#### [Problem to solve]
Report every line from the material that contains the word "overdue".

#### [Stored records]
--- start ---
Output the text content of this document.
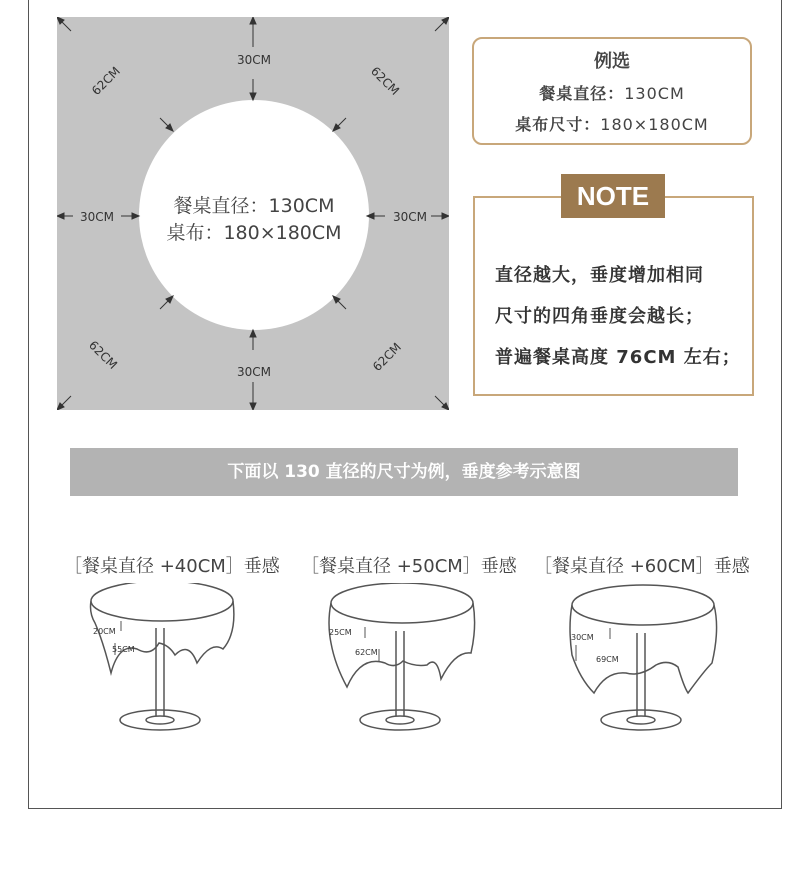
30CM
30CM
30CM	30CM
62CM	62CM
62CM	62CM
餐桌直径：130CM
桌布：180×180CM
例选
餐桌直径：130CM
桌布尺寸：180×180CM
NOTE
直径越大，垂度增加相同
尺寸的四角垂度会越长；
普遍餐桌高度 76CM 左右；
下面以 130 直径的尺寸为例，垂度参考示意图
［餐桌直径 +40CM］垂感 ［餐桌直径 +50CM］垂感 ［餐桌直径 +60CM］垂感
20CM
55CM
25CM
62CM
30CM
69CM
--- end ---
--- start ---
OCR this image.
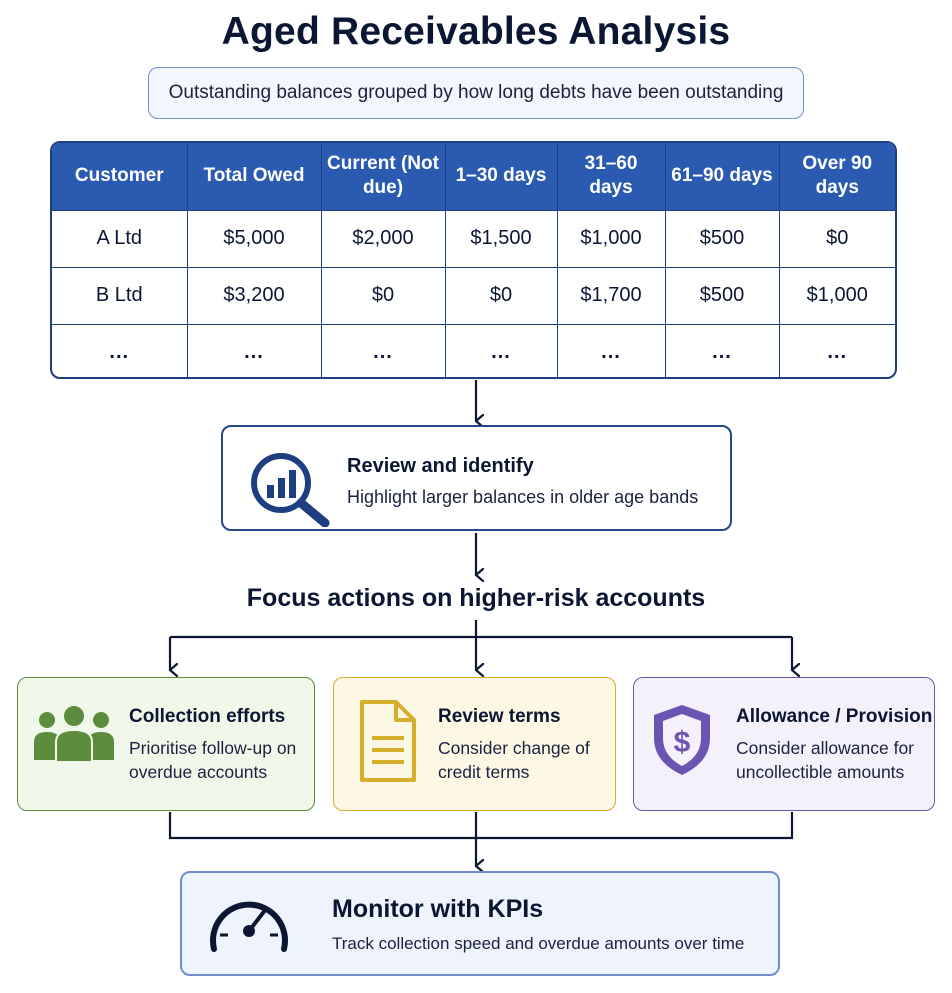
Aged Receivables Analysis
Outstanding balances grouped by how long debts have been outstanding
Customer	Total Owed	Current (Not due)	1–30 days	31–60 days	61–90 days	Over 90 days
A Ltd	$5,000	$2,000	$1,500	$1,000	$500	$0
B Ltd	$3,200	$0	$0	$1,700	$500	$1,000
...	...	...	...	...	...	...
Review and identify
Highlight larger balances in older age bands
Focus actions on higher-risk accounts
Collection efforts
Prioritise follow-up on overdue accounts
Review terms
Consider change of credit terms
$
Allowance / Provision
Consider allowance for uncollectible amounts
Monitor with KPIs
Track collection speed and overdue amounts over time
--- end ---
#### [Written answer]
Prioritise follow-up on overdue accounts
Track collection speed and overdue amounts over time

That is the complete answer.